Your job is to restate each entry word for word.

_____

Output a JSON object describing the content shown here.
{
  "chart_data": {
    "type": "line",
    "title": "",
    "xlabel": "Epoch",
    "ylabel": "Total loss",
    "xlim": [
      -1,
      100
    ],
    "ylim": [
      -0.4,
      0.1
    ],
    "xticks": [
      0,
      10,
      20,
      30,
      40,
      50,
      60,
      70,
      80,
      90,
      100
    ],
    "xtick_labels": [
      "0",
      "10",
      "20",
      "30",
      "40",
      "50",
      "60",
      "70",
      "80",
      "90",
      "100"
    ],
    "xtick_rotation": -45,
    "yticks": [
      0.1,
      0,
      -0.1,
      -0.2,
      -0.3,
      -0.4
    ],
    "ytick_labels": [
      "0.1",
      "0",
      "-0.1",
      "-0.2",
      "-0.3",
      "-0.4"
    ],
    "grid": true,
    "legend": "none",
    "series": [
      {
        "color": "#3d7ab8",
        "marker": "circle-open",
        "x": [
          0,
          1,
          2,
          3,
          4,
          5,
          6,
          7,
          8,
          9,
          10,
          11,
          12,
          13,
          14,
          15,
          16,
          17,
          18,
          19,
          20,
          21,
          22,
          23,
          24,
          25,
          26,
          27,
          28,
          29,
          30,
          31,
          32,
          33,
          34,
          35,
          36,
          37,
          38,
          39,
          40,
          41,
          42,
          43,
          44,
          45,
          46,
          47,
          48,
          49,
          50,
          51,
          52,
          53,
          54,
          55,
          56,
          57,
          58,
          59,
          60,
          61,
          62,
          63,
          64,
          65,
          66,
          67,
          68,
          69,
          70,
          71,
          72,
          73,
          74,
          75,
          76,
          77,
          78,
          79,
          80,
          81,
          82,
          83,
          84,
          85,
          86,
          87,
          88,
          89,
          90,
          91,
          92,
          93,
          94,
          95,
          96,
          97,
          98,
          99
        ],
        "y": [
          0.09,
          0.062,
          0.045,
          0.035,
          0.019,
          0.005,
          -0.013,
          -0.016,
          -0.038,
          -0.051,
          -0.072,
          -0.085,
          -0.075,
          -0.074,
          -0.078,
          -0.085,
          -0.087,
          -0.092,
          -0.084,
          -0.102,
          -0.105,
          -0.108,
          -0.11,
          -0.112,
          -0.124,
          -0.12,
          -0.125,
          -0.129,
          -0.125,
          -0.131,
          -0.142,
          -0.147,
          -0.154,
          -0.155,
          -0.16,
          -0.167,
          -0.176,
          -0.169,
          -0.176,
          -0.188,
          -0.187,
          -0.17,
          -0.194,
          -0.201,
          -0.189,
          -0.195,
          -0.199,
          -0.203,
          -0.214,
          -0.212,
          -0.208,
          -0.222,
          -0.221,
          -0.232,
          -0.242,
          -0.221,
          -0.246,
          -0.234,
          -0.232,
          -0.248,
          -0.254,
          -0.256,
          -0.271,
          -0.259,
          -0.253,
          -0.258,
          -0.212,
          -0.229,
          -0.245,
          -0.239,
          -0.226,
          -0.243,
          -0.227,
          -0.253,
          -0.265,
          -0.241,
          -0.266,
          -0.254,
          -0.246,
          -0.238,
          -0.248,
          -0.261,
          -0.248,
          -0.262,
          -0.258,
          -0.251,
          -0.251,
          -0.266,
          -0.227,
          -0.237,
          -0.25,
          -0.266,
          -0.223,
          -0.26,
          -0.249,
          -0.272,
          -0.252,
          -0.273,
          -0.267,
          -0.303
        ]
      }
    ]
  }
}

_____

= RESULT OF THE TASK =
Output a JSON object describing the content shown here.
{
  "chart_data": {
    "type": "line",
    "title": "",
    "xlabel": "Epoch",
    "ylabel": "Total loss",
    "xlim": [
      -1,
      100
    ],
    "ylim": [
      -0.4,
      0.1
    ],
    "xticks": [
      0,
      10,
      20,
      30,
      40,
      50,
      60,
      70,
      80,
      90,
      100
    ],
    "xtick_labels": [
      "0",
      "10",
      "20",
      "30",
      "40",
      "50",
      "60",
      "70",
      "80",
      "90",
      "100"
    ],
    "xtick_rotation": -45,
    "yticks": [
      0.1,
      0,
      -0.1,
      -0.2,
      -0.3,
      -0.4
    ],
    "ytick_labels": [
      "0.1",
      "0",
      "-0.1",
      "-0.2",
      "-0.3",
      "-0.4"
    ],
    "grid": true,
    "legend": "none",
    "series": [
      {
        "color": "#3d7ab8",
        "marker": "circle-open",
        "x": [
          0,
          1,
          2,
          3,
          4,
          5,
          6,
          7,
          8,
          9,
          10,
          11,
          12,
          13,
          14,
          15,
          16,
          17,
          18,
          19,
          20,
          21,
          22,
          23,
          24,
          25,
          26,
          27,
          28,
          29,
          30,
          31,
          32,
          33,
          34,
          35,
          36,
          37,
          38,
          39,
          40,
          41,
          42,
          43,
          44,
          45,
          46,
          47,
          48,
          49,
          50,
          51,
          52,
          53,
          54,
          55,
          56,
          57,
          58,
          59,
          60,
          61,
          62,
          63,
          64,
          65,
          66,
          67,
          68,
          69,
          70,
          71,
          72,
          73,
          74,
          75,
          76,
          77,
          78,
          79,
          80,
          81,
          82,
          83,
          84,
          85,
          86,
          87,
          88,
          89,
          90,
          91,
          92,
          93,
          94,
          95,
          96,
          97,
          98,
          99
        ],
        "y": [
          0.09,
          0.062,
          0.045,
          0.035,
          0.019,
          0.005,
          -0.013,
          -0.016,
          -0.038,
          -0.051,
          -0.072,
          -0.085,
          -0.075,
          -0.074,
          -0.078,
          -0.085,
          -0.087,
          -0.092,
          -0.084,
          -0.102,
          -0.105,
          -0.108,
          -0.11,
          -0.112,
          -0.124,
          -0.12,
          -0.125,
          -0.129,
          -0.125,
          -0.131,
          -0.142,
          -0.147,
          -0.154,
          -0.155,
          -0.16,
          -0.167,
          -0.176,
          -0.169,
          -0.176,
          -0.188,
          -0.187,
          -0.17,
          -0.194,
          -0.201,
          -0.189,
          -0.195,
          -0.199,
          -0.203,
          -0.214,
          -0.212,
          -0.208,
          -0.222,
          -0.221,
          -0.232,
          -0.242,
          -0.221,
          -0.246,
          -0.234,
          -0.232,
          -0.248,
          -0.254,
          -0.256,
          -0.271,
          -0.259,
          -0.253,
          -0.258,
          -0.212,
          -0.229,
          -0.245,
          -0.239,
          -0.226,
          -0.243,
          -0.227,
          -0.253,
          -0.265,
          -0.241,
          -0.266,
          -0.254,
          -0.246,
          -0.238,
          -0.248,
          -0.261,
          -0.248,
          -0.262,
          -0.258,
          -0.251,
          -0.251,
          -0.266,
          -0.227,
          -0.237,
          -0.25,
          -0.266,
          -0.223,
          -0.26,
          -0.249,
          -0.272,
          -0.252,
          -0.273,
          -0.267,
          -0.303
        ]
      }
    ]
  }
}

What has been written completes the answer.